* Data provided:
_ _ _ _ _ _ _

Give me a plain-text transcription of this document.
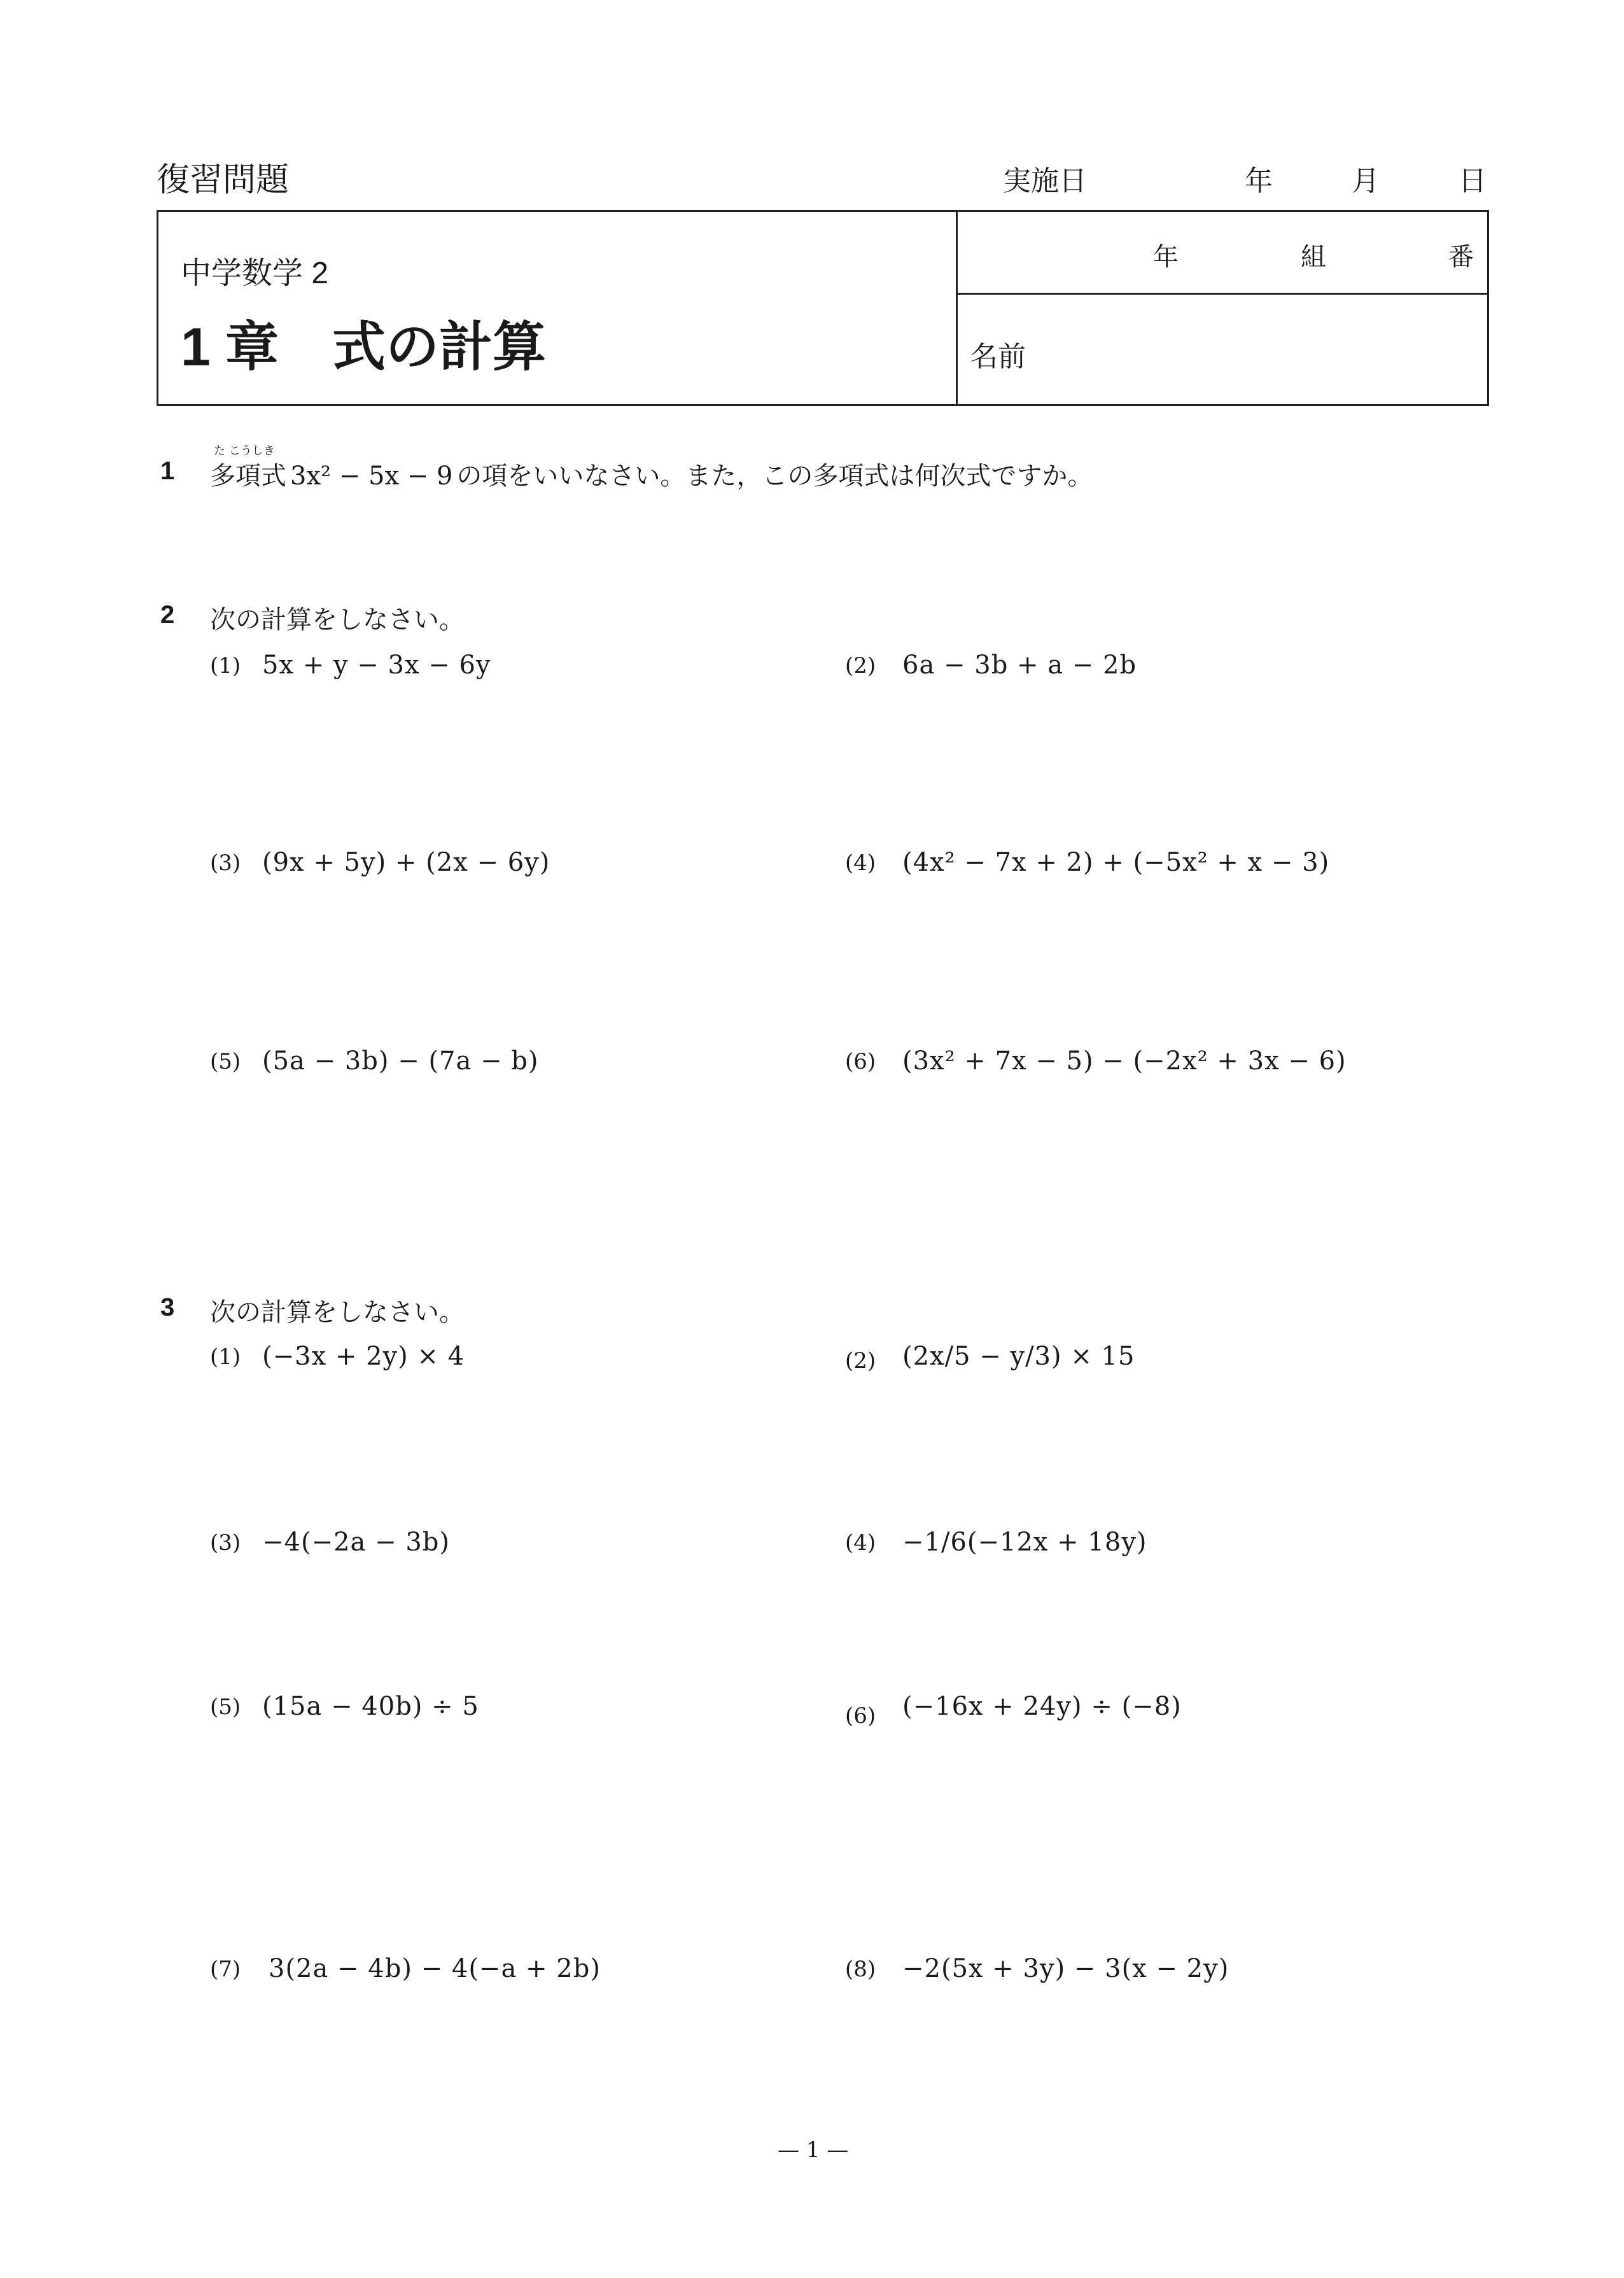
復習問題	実施日	年	月	日
中学数学 2
1 章　式の計算
年	組	番
名前
1
た こうしき
多項式 3x² − 5x − 9 の項をいいなさい。また，この多項式は何次式ですか。
2 次の計算をしなさい。
(1) 5x + y − 3x − 6y	(2) 6a − 3b + a − 2b
(3) (9x + 5y) + (2x − 6y)	(4) (4x² − 7x + 2) + (−5x² + x − 3)
(5) (5a − 3b) − (7a − b)	(6) (3x² + 7x − 5) − (−2x² + 3x − 6)
3 次の計算をしなさい。
(1) (−3x + 2y) × 4	(2) (2x/5 − y/3) × 15
(3) −4(−2a − 3b)	(4) −1/6(−12x + 18y)
(5) (15a − 40b) ÷ 5	(6) (−16x + 24y) ÷ (−8)
(7) 3(2a − 4b) − 4(−a + 2b)	(8) −2(5x + 3y) − 3(x − 2y)
— 1 —
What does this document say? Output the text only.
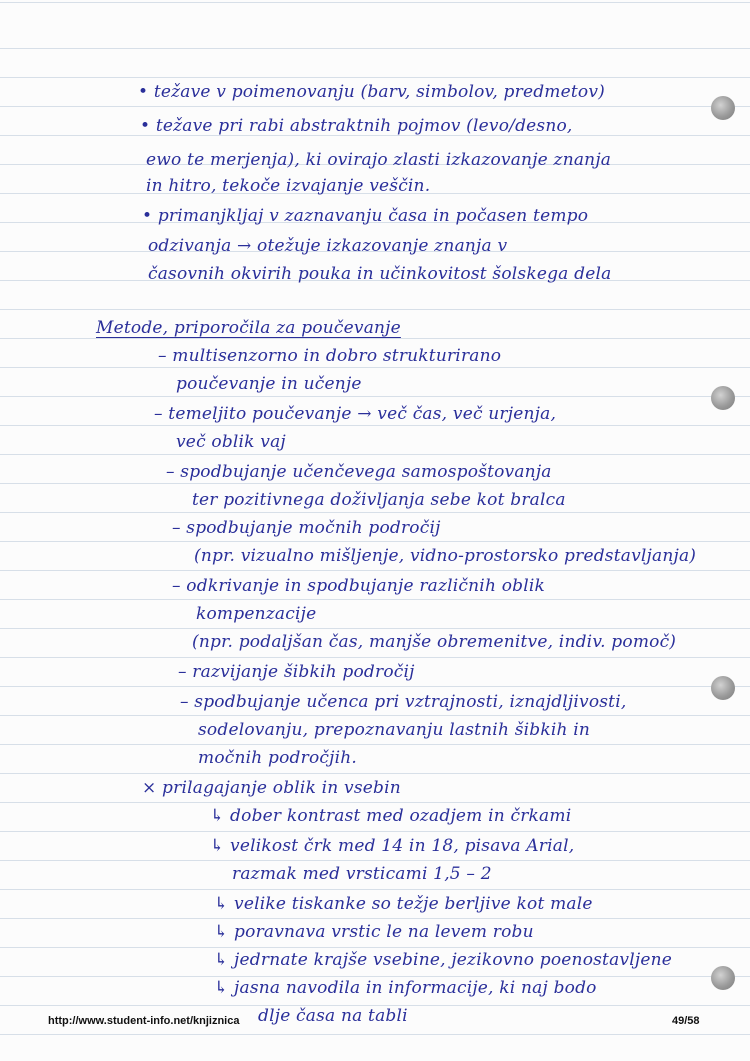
• težave v poimenovanju (barv, simbolov, predmetov)
• težave pri rabi abstraktnih pojmov (levo/desno,
ewo te merjenja), ki ovirajo zlasti izkazovanje znanja
in hitro, tekoče izvajanje veščin.
• primanjkljaj v zaznavanju časa in počasen tempo
odzivanja → otežuje izkazovanje znanja v
časovnih okvirih pouka in učinkovitost šolskega dela
Metode, priporočila za poučevanje
– multisenzorno in dobro strukturirano
poučevanje in učenje
– temeljito poučevanje → več čas, več urjenja,
več oblik vaj
– spodbujanje učenčevega samospoštovanja
ter pozitivnega doživljanja sebe kot bralca
– spodbujanje močnih področij
(npr. vizualno mišljenje, vidno-prostorsko predstavljanja)
– odkrivanje in spodbujanje različnih oblik
kompenzacije
(npr. podaljšan čas, manjše obremenitve, indiv. pomoč)
– razvijanje šibkih področij
– spodbujanje učenca pri vztrajnosti, iznajdljivosti,
sodelovanju, prepoznavanju lastnih šibkih in
močnih področjih.
× prilagajanje oblik in vsebin
↳ dober kontrast med ozadjem in črkami
↳ velikost črk med 14 in 18, pisava Arial,
razmak med vrsticami 1,5 – 2
↳ velike tiskanke so težje berljive kot male
↳ poravnava vrstic le na levem robu
↳ jedrnate krajše vsebine, jezikovno poenostavljene
↳ jasna navodila in informacije, ki naj bodo
dlje časa na tabli
http://www.student-info.net/knjiznica	49/58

_ _ _ _ _ _ _

Using the material above, set down every line exactly, but skip the pictures.

Give me a plain-text transcription of this document.
復習問題	実施日	年	月	日
中学数学 2
1 章　式の計算
年	組	番
名前
1
た こうしき
多項式 3x² − 5x − 9 の項をいいなさい。また，この多項式は何次式ですか。
2 次の計算をしなさい。
(1) 5x + y − 3x − 6y	(2) 6a − 3b + a − 2b
(3) (9x + 5y) + (2x − 6y)	(4) (4x² − 7x + 2) + (−5x² + x − 3)
(5) (5a − 3b) − (7a − b)	(6) (3x² + 7x − 5) − (−2x² + 3x − 6)
3 次の計算をしなさい。
(1) (−3x + 2y) × 4	(2) (2x/5 − y/3) × 15
(3) −4(−2a − 3b)	(4) −1/6(−12x + 18y)
(5) (15a − 40b) ÷ 5	(6) (−16x + 24y) ÷ (−8)
(7) 3(2a − 4b) − 4(−a + 2b)	(8) −2(5x + 3y) − 3(x − 2y)
— 1 —
What does this document say? Output the text only.
• težave v poimenovanju (barv, simbolov, predmetov)
• težave pri rabi abstraktnih pojmov (levo/desno,
ewo te merjenja), ki ovirajo zlasti izkazovanje znanja
in hitro, tekoče izvajanje veščin.
• primanjkljaj v zaznavanju časa in počasen tempo
odzivanja → otežuje izkazovanje znanja v
časovnih okvirih pouka in učinkovitost šolskega dela
Metode, priporočila za poučevanje
– multisenzorno in dobro strukturirano
poučevanje in učenje
– temeljito poučevanje → več čas, več urjenja,
več oblik vaj
– spodbujanje učenčevega samospoštovanja
ter pozitivnega doživljanja sebe kot bralca
– spodbujanje močnih področij
(npr. vizualno mišljenje, vidno-prostorsko predstavljanja)
– odkrivanje in spodbujanje različnih oblik
kompenzacije
(npr. podaljšan čas, manjše obremenitve, indiv. pomoč)
– razvijanje šibkih področij
– spodbujanje učenca pri vztrajnosti, iznajdljivosti,
sodelovanju, prepoznavanju lastnih šibkih in
močnih področjih.
× prilagajanje oblik in vsebin
↳ dober kontrast med ozadjem in črkami
↳ velikost črk med 14 in 18, pisava Arial,
razmak med vrsticami 1,5 – 2
↳ velike tiskanke so težje berljive kot male
↳ poravnava vrstic le na levem robu
↳ jedrnate krajše vsebine, jezikovno poenostavljene
↳ jasna navodila in informacije, ki naj bodo
dlje časa na tabli
http://www.student-info.net/knjiznica	49/58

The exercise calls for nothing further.